• Work required
Retype the material word for word.

• Rows
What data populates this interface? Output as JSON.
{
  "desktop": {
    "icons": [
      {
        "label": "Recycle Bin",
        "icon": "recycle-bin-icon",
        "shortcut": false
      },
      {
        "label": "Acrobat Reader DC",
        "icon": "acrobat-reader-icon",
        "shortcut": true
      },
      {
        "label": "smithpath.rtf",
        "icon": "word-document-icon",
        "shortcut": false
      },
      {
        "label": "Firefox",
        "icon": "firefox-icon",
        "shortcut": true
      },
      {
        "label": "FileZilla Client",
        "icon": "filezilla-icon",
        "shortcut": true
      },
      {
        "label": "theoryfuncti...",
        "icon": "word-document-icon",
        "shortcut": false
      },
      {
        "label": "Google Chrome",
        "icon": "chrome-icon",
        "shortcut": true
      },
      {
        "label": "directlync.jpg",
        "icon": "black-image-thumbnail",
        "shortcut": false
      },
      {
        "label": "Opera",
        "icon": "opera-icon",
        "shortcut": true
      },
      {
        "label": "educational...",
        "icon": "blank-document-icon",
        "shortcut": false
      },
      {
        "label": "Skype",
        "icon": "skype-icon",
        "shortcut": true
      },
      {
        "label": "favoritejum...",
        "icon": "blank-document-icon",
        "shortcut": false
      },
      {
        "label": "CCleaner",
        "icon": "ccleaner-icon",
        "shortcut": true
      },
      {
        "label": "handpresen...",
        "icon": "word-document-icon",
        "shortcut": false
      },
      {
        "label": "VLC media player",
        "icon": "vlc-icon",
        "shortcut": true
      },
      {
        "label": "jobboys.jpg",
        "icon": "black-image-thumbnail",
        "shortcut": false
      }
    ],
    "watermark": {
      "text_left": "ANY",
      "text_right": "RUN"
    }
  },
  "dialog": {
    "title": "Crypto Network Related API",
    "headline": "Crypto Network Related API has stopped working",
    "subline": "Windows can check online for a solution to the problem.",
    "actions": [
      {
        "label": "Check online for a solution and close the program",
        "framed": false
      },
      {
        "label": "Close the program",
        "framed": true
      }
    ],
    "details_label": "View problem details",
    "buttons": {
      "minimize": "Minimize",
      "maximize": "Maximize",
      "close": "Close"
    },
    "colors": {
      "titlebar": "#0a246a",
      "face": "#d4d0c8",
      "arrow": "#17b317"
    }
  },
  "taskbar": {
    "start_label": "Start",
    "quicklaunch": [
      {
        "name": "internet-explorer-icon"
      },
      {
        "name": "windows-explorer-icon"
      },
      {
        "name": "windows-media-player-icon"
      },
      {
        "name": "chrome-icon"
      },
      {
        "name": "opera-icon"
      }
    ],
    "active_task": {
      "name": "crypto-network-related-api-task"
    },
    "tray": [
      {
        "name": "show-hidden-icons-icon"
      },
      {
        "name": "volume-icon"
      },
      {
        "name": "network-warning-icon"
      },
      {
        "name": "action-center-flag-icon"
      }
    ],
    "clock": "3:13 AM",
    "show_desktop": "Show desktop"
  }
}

• Exercise response
What data populates this interface? Output as JSON.
{
  "desktop": {
    "icons": [
      {
        "label": "Recycle Bin",
        "icon": "recycle-bin-icon",
        "shortcut": false
      },
      {
        "label": "Acrobat Reader DC",
        "icon": "acrobat-reader-icon",
        "shortcut": true
      },
      {
        "label": "smithpath.rtf",
        "icon": "word-document-icon",
        "shortcut": false
      },
      {
        "label": "Firefox",
        "icon": "firefox-icon",
        "shortcut": true
      },
      {
        "label": "FileZilla Client",
        "icon": "filezilla-icon",
        "shortcut": true
      },
      {
        "label": "theoryfuncti...",
        "icon": "word-document-icon",
        "shortcut": false
      },
      {
        "label": "Google Chrome",
        "icon": "chrome-icon",
        "shortcut": true
      },
      {
        "label": "directlync.jpg",
        "icon": "black-image-thumbnail",
        "shortcut": false
      },
      {
        "label": "Opera",
        "icon": "opera-icon",
        "shortcut": true
      },
      {
        "label": "educational...",
        "icon": "blank-document-icon",
        "shortcut": false
      },
      {
        "label": "Skype",
        "icon": "skype-icon",
        "shortcut": true
      },
      {
        "label": "favoritejum...",
        "icon": "blank-document-icon",
        "shortcut": false
      },
      {
        "label": "CCleaner",
        "icon": "ccleaner-icon",
        "shortcut": true
      },
      {
        "label": "handpresen...",
        "icon": "word-document-icon",
        "shortcut": false
      },
      {
        "label": "VLC media player",
        "icon": "vlc-icon",
        "shortcut": true
      },
      {
        "label": "jobboys.jpg",
        "icon": "black-image-thumbnail",
        "shortcut": false
      }
    ],
    "watermark": {
      "text_left": "ANY",
      "text_right": "RUN"
    }
  },
  "dialog": {
    "title": "Crypto Network Related API",
    "headline": "Crypto Network Related API has stopped working",
    "subline": "Windows can check online for a solution to the problem.",
    "actions": [
      {
        "label": "Check online for a solution and close the program",
        "framed": false
      },
      {
        "label": "Close the program",
        "framed": true
      }
    ],
    "details_label": "View problem details",
    "buttons": {
      "minimize": "Minimize",
      "maximize": "Maximize",
      "close": "Close"
    },
    "colors": {
      "titlebar": "#0a246a",
      "face": "#d4d0c8",
      "arrow": "#17b317"
    }
  },
  "taskbar": {
    "start_label": "Start",
    "quicklaunch": [
      {
        "name": "internet-explorer-icon"
      },
      {
        "name": "windows-explorer-icon"
      },
      {
        "name": "windows-media-player-icon"
      },
      {
        "name": "chrome-icon"
      },
      {
        "name": "opera-icon"
      }
    ],
    "active_task": {
      "name": "crypto-network-related-api-task"
    },
    "tray": [
      {
        "name": "show-hidden-icons-icon"
      },
      {
        "name": "volume-icon"
      },
      {
        "name": "network-warning-icon"
      },
      {
        "name": "action-center-flag-icon"
      }
    ],
    "clock": "3:13 AM",
    "show_desktop": "Show desktop"
  }
}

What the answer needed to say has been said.